▼
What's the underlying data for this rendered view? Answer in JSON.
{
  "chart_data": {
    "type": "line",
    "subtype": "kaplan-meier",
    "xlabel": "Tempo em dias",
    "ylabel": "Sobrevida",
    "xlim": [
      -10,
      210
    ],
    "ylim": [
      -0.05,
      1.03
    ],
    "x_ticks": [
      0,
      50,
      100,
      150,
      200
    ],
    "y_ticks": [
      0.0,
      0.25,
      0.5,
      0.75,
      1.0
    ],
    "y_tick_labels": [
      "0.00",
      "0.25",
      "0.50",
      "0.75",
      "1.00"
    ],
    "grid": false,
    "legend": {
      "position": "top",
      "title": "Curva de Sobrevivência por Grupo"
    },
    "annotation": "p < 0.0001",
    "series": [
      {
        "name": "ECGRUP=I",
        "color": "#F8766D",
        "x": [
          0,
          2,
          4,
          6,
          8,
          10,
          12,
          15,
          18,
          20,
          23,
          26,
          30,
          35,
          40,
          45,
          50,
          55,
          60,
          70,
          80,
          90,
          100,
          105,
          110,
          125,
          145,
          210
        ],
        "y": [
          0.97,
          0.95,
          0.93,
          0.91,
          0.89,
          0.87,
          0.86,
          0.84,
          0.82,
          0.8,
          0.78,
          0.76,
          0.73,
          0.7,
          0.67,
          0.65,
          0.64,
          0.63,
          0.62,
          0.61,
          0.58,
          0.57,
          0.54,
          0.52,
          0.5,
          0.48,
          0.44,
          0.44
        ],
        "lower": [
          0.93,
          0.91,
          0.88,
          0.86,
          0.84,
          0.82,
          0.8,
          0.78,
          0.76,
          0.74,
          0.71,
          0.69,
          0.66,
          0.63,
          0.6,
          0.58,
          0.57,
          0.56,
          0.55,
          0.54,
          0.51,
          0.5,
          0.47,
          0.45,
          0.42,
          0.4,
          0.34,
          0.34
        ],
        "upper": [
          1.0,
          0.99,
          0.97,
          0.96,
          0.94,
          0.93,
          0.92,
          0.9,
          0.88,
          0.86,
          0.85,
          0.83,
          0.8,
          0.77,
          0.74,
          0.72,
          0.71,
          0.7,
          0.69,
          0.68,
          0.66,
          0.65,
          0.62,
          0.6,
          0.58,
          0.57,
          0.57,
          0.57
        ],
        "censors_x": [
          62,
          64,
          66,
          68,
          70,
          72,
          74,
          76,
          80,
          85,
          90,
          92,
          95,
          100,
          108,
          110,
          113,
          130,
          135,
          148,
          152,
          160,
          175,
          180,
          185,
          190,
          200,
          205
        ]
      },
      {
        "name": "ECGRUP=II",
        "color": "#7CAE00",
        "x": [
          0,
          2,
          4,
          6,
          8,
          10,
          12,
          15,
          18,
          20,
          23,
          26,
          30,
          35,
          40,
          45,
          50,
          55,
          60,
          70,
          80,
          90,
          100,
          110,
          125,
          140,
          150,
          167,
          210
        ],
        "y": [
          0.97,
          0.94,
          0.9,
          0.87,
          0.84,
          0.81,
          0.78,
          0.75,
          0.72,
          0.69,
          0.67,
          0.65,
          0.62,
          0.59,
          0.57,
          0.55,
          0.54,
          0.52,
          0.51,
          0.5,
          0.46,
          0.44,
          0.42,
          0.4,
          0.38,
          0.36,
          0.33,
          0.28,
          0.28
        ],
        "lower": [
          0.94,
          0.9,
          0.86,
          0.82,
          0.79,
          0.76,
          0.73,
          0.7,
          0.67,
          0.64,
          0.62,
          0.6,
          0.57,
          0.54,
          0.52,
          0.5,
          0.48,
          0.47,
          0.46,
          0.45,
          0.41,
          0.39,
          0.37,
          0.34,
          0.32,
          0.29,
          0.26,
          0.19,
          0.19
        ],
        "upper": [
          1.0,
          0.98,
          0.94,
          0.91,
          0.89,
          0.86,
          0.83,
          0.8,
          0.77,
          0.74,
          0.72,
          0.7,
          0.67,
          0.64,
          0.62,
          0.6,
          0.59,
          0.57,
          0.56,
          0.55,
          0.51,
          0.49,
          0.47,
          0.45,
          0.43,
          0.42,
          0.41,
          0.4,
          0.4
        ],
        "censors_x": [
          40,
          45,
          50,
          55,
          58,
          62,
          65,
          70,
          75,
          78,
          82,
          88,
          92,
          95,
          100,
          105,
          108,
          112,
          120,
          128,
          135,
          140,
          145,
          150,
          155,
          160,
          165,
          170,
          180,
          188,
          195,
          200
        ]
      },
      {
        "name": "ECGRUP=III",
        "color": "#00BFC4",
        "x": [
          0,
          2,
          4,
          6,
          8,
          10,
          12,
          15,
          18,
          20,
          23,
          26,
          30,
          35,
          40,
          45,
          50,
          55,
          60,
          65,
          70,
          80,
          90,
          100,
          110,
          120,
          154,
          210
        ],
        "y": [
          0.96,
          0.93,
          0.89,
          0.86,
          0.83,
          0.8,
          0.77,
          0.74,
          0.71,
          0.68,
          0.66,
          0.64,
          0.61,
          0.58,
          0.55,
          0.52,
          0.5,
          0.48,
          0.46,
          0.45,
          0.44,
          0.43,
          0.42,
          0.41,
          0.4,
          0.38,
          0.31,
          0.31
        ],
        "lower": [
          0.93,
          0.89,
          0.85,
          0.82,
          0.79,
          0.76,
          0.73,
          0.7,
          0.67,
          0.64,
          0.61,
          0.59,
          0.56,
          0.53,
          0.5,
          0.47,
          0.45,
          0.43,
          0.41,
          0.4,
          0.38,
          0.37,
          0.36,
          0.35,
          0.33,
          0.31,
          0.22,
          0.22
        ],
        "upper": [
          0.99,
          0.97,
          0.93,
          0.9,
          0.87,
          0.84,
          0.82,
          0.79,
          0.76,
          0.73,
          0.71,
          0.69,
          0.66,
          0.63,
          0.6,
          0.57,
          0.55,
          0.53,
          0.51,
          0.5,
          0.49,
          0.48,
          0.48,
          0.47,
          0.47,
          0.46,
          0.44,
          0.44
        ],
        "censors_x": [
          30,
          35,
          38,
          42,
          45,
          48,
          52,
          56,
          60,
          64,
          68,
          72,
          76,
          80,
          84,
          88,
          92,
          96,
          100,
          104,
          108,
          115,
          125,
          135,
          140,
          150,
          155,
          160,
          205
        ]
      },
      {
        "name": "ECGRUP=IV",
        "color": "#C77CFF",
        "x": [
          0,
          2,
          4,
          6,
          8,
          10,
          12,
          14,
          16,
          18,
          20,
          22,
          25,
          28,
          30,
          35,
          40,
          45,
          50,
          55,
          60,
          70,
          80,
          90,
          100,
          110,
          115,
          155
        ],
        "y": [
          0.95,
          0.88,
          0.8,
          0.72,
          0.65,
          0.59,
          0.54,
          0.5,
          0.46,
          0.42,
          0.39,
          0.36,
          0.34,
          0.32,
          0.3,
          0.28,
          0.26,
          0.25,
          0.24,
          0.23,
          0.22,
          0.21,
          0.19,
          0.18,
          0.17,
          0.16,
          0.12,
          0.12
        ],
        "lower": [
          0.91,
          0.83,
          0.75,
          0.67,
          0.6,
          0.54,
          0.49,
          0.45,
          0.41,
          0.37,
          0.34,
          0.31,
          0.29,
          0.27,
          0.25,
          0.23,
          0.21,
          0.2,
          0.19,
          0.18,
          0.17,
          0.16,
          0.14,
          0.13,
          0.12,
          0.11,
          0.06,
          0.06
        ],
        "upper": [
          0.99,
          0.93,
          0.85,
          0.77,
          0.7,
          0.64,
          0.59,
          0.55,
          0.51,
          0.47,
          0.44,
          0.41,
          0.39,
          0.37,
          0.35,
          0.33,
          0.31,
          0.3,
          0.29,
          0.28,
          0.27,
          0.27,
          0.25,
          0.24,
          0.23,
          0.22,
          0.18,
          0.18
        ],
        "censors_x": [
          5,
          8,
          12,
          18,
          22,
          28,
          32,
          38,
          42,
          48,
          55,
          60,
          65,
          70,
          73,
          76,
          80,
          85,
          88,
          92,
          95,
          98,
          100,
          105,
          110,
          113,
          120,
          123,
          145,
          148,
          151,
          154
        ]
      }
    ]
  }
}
▲
*What to produce*: Copy out each line of the data where the string "color" appears.

*Result*:
        "color": "#F8766D",
        "color": "#7CAE00",
        "color": "#00BFC4",
        "color": "#C77CFF",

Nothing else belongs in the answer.